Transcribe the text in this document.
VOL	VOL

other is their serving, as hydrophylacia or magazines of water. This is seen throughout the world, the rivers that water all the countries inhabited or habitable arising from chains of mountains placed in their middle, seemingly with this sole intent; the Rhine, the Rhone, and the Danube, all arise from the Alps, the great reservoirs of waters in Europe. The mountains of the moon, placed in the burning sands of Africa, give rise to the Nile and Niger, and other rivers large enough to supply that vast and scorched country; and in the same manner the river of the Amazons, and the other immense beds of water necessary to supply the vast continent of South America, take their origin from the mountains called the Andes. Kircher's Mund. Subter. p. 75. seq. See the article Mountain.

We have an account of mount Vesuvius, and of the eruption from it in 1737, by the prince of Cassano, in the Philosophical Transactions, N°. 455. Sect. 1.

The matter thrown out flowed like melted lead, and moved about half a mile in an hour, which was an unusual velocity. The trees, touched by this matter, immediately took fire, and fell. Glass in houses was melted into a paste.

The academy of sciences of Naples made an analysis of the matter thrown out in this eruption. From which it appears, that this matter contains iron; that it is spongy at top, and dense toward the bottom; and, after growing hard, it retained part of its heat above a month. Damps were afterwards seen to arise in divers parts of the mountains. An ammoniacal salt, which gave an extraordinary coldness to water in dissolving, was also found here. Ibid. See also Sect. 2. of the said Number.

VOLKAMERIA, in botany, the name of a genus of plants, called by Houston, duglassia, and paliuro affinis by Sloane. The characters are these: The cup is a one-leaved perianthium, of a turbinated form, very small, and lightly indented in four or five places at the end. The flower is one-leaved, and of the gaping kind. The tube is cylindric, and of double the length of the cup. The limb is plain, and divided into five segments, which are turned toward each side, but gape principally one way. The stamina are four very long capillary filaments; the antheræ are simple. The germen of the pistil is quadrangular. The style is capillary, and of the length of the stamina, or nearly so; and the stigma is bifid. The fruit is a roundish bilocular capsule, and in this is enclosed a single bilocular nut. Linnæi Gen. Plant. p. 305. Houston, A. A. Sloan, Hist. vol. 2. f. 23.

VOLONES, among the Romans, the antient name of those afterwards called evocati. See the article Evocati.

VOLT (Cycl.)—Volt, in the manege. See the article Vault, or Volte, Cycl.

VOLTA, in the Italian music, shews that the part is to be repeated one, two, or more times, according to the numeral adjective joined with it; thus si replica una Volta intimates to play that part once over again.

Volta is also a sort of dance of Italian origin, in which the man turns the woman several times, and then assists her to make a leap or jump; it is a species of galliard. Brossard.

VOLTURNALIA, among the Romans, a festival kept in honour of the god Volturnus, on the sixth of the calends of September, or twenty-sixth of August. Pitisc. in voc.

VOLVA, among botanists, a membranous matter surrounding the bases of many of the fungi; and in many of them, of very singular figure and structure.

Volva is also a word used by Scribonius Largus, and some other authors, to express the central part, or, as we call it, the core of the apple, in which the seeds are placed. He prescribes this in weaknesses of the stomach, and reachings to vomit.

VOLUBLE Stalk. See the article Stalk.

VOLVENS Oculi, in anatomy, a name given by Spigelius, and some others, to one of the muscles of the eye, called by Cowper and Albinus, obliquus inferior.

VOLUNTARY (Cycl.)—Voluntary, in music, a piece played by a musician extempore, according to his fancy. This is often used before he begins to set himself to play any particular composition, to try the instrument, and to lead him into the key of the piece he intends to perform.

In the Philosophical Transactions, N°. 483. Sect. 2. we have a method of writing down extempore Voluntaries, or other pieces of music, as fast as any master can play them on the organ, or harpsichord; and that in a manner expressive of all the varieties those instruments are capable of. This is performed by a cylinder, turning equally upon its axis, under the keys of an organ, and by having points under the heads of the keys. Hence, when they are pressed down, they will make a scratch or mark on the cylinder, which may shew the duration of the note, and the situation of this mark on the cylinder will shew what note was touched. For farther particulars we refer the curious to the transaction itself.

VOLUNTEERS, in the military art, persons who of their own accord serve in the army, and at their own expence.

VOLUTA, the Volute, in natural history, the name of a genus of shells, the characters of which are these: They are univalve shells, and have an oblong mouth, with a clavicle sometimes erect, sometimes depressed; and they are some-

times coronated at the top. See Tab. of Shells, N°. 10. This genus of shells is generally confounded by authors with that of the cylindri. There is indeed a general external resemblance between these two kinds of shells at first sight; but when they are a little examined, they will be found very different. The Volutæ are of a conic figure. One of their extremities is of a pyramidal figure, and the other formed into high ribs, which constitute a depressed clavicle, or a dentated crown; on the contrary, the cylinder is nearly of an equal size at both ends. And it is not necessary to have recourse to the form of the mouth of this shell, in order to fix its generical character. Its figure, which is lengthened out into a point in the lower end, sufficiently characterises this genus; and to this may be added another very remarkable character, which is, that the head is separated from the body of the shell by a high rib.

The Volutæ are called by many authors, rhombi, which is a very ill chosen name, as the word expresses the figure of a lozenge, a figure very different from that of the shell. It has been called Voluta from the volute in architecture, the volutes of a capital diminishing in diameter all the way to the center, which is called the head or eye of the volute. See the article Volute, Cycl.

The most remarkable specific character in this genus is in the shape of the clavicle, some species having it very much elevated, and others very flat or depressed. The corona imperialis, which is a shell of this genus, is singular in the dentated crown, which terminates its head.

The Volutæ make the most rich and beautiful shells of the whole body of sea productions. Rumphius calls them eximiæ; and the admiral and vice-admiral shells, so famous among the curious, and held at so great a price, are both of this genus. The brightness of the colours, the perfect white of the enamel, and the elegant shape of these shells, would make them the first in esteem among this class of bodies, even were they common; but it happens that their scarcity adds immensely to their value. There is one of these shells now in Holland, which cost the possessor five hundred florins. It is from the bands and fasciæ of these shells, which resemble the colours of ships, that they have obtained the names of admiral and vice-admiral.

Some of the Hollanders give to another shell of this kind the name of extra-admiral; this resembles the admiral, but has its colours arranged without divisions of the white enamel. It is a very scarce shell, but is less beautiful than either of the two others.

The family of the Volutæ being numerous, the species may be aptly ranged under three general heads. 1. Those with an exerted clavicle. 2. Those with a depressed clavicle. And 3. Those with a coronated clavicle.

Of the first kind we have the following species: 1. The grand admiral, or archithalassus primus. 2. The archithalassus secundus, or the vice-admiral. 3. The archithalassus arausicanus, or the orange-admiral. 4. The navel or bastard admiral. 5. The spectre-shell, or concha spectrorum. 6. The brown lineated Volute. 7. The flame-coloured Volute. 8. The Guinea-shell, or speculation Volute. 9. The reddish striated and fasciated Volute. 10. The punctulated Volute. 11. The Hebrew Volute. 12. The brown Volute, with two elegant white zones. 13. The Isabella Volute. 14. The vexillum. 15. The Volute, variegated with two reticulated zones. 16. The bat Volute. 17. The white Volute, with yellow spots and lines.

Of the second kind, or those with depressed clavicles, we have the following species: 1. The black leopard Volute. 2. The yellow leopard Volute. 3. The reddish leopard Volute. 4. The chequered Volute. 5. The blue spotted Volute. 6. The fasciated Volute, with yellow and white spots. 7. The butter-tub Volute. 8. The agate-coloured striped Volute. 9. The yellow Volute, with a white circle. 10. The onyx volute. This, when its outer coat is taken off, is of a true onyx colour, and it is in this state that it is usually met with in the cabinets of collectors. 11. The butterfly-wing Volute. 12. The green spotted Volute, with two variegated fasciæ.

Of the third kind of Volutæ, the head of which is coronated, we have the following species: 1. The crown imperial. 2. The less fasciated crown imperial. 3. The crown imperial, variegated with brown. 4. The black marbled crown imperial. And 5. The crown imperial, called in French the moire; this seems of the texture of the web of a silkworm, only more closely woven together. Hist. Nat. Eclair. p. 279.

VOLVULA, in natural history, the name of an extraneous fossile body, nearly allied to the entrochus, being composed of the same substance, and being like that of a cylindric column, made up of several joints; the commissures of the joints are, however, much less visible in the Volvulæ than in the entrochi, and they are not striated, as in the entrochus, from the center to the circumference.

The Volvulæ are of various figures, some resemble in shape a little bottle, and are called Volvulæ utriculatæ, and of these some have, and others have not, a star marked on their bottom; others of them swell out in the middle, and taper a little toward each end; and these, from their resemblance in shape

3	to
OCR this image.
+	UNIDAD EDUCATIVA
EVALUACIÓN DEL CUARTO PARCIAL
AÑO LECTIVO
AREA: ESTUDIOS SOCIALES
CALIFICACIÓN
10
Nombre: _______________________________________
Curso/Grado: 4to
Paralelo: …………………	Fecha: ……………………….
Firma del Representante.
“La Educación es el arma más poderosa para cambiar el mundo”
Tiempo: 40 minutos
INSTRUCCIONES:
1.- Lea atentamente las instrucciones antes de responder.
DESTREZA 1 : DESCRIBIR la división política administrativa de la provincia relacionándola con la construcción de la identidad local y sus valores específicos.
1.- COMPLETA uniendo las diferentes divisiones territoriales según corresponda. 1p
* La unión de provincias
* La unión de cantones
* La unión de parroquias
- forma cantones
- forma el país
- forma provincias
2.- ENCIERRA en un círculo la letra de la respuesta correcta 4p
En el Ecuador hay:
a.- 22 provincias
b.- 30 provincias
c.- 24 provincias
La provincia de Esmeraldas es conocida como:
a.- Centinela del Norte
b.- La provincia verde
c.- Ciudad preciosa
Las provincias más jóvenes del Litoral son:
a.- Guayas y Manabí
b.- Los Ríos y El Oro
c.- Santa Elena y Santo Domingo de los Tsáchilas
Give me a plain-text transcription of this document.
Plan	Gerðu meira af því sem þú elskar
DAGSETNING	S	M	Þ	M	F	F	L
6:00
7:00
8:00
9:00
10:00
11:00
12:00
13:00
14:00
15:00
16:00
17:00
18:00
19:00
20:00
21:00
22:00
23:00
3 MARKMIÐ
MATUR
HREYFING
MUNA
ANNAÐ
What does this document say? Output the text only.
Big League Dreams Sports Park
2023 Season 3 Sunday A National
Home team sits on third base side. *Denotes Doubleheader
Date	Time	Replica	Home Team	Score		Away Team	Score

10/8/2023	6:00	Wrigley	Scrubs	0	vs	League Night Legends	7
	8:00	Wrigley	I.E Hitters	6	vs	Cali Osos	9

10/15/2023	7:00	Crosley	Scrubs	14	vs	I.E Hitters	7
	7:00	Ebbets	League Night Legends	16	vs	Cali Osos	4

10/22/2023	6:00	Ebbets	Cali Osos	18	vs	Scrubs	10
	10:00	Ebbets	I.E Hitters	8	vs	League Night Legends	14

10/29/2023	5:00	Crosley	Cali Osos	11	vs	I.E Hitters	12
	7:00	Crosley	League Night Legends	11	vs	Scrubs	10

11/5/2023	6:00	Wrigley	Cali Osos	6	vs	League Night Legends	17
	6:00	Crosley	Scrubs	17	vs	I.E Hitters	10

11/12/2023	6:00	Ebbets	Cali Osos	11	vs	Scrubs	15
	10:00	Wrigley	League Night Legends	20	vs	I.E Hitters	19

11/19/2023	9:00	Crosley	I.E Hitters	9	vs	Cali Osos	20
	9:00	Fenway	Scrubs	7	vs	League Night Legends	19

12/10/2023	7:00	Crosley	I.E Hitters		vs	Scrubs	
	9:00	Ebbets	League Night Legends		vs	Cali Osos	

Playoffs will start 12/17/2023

--------------------------------------------------

=== PROBLEM DESCRIPTION ===
Restate word for word the lines from the one holding "What does this" to the end of the listing, both ends included, and nothing more.

=== COMPLETED TASK ===
What does this document say? Output the text only.
Big League Dreams Sports Park
2023 Season 3 Sunday A National
Home team sits on third base side. *Denotes Doubleheader
Date	Time	Replica	Home Team	Score		Away Team	Score

10/8/2023	6:00	Wrigley	Scrubs	0	vs	League Night Legends	7
	8:00	Wrigley	I.E Hitters	6	vs	Cali Osos	9

10/15/2023	7:00	Crosley	Scrubs	14	vs	I.E Hitters	7
	7:00	Ebbets	League Night Legends	16	vs	Cali Osos	4

10/22/2023	6:00	Ebbets	Cali Osos	18	vs	Scrubs	10
	10:00	Ebbets	I.E Hitters	8	vs	League Night Legends	14

10/29/2023	5:00	Crosley	Cali Osos	11	vs	I.E Hitters	12
	7:00	Crosley	League Night Legends	11	vs	Scrubs	10

11/5/2023	6:00	Wrigley	Cali Osos	6	vs	League Night Legends	17
	6:00	Crosley	Scrubs	17	vs	I.E Hitters	10

11/12/2023	6:00	Ebbets	Cali Osos	11	vs	Scrubs	15
	10:00	Wrigley	League Night Legends	20	vs	I.E Hitters	19

11/19/2023	9:00	Crosley	I.E Hitters	9	vs	Cali Osos	20
	9:00	Fenway	Scrubs	7	vs	League Night Legends	19

12/10/2023	7:00	Crosley	I.E Hitters		vs	Scrubs	
	9:00	Ebbets	League Night Legends		vs	Cali Osos	

Playoffs will start 12/17/2023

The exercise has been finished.